Start of Record excerpts

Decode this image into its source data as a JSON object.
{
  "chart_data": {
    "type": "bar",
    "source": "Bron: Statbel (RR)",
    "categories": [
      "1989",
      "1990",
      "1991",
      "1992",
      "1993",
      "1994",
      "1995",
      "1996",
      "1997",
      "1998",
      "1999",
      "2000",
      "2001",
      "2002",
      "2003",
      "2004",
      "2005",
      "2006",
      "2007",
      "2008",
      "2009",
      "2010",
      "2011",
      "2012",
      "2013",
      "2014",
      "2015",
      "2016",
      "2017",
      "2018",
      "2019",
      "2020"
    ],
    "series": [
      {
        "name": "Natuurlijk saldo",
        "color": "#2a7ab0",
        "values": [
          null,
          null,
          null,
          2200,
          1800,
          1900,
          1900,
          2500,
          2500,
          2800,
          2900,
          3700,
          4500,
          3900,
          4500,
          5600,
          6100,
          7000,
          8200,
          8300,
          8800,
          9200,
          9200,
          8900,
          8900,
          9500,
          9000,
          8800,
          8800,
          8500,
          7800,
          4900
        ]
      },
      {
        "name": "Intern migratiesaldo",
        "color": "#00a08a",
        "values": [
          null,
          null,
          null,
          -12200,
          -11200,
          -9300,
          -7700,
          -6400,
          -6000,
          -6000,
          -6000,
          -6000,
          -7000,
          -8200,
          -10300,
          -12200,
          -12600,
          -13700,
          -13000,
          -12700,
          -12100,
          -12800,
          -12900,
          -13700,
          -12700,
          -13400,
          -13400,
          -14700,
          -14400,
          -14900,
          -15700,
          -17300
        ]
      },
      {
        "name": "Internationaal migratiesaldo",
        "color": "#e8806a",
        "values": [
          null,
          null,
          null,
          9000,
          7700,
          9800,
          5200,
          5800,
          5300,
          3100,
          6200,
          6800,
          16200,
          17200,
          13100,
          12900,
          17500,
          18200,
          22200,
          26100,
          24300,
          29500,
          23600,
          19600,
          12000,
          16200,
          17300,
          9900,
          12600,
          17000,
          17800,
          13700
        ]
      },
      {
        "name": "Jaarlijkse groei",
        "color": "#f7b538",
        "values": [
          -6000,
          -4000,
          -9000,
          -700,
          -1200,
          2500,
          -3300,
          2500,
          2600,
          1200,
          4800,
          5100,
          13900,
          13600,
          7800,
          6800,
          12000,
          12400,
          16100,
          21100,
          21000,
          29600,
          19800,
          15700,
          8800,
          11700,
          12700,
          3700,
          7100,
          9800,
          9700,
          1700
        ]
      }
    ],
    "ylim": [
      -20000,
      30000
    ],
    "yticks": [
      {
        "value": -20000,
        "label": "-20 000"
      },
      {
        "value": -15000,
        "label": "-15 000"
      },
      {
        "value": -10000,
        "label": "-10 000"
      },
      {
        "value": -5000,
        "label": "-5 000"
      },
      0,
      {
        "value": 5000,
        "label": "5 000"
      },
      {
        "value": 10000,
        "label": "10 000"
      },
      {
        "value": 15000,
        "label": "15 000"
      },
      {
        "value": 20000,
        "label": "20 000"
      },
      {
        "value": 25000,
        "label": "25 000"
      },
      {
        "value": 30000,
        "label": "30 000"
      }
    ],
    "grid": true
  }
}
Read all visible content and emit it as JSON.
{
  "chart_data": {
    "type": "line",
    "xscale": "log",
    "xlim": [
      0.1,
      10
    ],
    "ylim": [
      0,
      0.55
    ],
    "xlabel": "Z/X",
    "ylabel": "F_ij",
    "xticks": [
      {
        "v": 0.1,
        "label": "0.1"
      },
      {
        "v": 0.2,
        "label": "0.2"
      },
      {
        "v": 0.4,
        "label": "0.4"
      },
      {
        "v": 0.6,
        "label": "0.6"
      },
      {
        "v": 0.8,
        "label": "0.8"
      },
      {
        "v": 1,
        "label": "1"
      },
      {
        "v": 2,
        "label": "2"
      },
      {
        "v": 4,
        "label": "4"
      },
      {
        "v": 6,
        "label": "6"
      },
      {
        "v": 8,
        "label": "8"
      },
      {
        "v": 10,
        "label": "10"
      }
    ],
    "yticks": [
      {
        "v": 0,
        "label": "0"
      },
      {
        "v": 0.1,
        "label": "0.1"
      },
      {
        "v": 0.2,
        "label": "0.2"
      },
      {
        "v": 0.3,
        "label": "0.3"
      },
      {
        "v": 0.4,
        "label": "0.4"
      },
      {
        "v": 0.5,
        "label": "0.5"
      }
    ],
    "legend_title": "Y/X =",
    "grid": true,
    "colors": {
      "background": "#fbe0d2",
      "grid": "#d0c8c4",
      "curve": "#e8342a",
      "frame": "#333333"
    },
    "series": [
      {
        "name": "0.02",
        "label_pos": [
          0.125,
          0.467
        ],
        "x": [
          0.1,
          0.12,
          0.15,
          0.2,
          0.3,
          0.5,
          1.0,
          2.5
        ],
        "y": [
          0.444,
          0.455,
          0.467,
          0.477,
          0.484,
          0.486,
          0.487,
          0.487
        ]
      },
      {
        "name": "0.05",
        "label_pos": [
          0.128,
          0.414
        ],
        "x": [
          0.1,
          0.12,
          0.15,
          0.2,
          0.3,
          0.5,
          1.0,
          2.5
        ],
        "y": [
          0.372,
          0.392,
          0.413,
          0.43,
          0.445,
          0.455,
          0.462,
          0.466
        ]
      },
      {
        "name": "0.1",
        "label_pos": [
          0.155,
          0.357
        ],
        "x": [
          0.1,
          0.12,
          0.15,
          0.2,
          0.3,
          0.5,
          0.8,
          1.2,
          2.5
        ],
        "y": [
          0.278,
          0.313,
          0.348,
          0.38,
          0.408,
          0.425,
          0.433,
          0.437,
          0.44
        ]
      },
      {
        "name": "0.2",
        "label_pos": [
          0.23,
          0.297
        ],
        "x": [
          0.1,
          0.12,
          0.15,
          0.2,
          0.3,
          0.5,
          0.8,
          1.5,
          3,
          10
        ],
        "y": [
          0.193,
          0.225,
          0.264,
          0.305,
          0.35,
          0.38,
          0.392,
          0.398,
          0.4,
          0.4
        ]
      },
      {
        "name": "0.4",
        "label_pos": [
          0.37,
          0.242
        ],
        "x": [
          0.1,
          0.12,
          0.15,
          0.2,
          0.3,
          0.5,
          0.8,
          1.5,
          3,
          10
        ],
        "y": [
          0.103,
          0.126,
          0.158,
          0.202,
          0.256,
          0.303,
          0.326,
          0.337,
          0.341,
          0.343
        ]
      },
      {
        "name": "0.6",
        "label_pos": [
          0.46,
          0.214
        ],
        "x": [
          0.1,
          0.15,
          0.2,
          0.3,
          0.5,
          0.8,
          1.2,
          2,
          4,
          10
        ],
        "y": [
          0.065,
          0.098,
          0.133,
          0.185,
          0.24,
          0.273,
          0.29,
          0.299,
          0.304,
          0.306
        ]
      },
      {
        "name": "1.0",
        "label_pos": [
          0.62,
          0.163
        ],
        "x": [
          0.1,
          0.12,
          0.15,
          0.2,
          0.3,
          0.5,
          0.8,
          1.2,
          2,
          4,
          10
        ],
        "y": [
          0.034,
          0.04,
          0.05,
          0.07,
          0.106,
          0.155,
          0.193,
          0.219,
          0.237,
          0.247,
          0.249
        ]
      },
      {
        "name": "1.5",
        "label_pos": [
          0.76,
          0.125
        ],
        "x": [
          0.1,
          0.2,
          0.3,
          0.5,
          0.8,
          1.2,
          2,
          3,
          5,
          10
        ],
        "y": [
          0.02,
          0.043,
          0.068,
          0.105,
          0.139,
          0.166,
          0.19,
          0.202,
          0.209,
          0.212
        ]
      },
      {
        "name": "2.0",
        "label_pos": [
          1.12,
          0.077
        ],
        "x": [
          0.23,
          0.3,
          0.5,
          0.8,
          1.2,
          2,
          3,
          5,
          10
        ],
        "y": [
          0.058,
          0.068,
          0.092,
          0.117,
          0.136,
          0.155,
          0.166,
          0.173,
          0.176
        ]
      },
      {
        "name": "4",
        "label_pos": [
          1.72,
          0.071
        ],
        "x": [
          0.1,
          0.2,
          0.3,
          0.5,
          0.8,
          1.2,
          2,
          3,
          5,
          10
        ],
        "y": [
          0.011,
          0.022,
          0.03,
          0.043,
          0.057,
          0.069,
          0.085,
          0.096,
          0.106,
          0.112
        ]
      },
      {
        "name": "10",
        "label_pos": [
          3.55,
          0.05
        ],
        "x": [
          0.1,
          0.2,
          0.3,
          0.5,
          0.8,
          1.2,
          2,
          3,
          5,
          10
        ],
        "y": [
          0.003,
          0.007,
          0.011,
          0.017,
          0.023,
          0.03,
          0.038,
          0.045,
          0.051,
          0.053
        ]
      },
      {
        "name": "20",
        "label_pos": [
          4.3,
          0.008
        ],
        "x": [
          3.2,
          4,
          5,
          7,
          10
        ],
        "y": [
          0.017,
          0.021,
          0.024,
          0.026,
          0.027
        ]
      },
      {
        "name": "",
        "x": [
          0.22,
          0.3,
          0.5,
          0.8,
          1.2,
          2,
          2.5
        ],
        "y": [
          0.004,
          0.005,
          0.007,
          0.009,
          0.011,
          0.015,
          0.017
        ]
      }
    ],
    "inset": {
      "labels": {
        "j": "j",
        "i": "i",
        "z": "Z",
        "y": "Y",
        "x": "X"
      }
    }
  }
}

End of Record excerpts

— Your task —
Tally up the lines in the records that contain the word "source" and give only the total.

— Reply to the exercise —
2